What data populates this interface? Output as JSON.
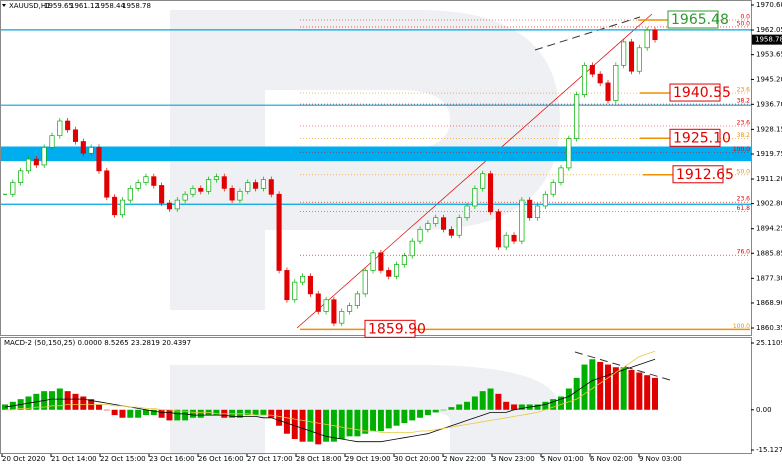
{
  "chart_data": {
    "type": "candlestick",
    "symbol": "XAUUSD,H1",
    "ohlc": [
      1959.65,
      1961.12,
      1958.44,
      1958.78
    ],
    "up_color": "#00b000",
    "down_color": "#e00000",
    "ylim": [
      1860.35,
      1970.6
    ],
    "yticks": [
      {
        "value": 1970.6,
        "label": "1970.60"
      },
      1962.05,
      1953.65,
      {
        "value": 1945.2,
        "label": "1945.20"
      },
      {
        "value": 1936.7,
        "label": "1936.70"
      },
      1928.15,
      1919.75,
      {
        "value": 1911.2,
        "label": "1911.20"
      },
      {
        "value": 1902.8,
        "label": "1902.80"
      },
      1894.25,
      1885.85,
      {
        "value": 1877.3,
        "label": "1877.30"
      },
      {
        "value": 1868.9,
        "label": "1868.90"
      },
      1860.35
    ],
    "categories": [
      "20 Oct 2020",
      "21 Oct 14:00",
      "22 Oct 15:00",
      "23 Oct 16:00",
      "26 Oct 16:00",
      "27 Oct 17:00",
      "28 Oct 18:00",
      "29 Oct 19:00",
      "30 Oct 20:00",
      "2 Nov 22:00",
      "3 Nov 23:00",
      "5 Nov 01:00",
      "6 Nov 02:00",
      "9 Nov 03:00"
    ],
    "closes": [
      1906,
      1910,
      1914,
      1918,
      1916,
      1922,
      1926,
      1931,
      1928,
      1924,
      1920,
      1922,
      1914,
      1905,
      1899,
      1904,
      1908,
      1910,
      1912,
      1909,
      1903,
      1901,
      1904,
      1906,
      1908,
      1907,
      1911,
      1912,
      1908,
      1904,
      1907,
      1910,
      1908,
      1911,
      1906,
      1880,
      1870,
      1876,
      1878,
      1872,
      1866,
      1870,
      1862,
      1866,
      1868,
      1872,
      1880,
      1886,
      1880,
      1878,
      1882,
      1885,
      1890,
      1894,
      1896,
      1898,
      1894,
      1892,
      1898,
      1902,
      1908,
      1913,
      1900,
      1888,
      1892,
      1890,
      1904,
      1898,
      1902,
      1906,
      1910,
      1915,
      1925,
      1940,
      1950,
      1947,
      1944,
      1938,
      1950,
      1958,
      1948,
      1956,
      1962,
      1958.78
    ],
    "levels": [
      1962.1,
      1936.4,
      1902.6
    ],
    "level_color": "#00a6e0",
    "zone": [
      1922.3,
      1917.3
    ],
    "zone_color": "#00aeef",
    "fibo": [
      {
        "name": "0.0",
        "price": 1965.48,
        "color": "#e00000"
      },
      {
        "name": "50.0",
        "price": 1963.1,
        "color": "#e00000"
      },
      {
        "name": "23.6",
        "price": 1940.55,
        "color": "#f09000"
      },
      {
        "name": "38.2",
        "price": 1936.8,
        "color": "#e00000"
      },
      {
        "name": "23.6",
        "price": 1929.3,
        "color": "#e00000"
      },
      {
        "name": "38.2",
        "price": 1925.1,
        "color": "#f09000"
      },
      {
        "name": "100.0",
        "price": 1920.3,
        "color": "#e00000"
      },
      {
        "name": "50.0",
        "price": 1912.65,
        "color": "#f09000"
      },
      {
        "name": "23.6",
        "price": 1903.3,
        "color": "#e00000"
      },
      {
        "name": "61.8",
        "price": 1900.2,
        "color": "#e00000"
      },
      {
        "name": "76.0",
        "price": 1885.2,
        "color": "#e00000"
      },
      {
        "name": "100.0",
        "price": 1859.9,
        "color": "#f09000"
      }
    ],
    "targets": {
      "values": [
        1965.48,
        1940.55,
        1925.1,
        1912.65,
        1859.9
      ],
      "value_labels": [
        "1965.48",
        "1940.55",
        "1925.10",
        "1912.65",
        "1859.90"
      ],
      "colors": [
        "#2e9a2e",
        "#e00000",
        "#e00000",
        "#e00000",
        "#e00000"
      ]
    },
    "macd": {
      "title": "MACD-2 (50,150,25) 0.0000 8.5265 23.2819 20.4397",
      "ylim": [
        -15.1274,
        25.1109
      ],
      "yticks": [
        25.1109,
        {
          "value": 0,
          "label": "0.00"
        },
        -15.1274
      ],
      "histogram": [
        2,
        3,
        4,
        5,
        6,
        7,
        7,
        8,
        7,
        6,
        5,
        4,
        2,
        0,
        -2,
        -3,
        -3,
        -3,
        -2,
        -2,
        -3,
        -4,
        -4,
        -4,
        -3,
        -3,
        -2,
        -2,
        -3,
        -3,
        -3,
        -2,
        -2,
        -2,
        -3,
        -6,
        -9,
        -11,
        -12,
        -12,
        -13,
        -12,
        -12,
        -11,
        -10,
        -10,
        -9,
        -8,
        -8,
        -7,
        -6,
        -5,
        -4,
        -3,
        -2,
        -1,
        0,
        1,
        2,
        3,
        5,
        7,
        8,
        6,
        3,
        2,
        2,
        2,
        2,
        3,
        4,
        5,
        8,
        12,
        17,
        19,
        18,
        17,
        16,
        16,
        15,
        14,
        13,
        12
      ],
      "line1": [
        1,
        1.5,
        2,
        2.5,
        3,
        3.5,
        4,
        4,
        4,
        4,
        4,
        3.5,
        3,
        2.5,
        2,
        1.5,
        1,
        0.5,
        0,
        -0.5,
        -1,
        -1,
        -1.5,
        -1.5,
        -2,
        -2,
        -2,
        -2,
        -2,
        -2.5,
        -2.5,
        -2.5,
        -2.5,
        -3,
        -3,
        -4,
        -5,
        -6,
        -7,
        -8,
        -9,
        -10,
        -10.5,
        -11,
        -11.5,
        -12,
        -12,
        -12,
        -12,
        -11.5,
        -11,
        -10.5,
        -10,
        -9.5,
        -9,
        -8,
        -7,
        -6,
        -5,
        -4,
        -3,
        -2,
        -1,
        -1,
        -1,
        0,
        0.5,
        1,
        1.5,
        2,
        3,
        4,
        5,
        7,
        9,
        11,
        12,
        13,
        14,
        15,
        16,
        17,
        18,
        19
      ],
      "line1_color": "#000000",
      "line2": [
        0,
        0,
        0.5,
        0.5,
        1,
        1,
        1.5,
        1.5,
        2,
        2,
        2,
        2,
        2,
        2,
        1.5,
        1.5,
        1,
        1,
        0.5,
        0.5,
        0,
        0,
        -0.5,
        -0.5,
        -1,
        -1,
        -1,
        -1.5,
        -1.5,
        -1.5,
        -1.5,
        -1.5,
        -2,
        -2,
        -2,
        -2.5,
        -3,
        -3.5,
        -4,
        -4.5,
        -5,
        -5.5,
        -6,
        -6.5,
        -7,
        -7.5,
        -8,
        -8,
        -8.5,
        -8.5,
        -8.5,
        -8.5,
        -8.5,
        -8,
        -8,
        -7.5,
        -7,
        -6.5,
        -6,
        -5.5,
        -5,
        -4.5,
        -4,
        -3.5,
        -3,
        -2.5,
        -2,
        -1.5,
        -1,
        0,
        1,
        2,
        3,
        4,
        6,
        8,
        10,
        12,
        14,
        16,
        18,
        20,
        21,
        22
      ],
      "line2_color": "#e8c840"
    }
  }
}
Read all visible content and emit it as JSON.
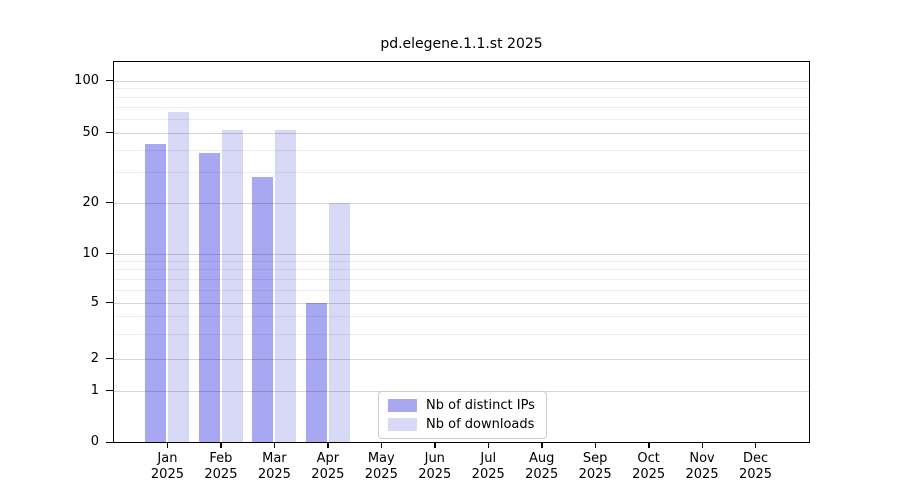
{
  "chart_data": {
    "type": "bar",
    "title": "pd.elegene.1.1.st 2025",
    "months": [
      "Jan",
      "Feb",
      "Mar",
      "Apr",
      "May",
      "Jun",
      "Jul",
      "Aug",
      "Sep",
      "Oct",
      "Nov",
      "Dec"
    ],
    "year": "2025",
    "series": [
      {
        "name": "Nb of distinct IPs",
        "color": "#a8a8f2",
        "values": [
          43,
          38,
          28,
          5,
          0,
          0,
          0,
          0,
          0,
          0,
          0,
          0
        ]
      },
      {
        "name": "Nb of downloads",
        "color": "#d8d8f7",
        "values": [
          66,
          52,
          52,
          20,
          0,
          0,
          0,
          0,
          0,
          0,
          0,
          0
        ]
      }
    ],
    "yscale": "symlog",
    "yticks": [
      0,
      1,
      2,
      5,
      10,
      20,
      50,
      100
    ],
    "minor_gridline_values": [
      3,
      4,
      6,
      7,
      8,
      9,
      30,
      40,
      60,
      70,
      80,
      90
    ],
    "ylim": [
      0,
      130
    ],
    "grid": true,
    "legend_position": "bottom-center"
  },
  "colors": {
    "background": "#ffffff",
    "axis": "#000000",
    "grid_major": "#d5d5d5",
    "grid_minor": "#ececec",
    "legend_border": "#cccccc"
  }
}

Instructions to follow: Copy each line of the entries that includes the word "JSON".

Result of this task:
What data populates this interface? Output as JSON.
Read all visible content and emit it as JSON.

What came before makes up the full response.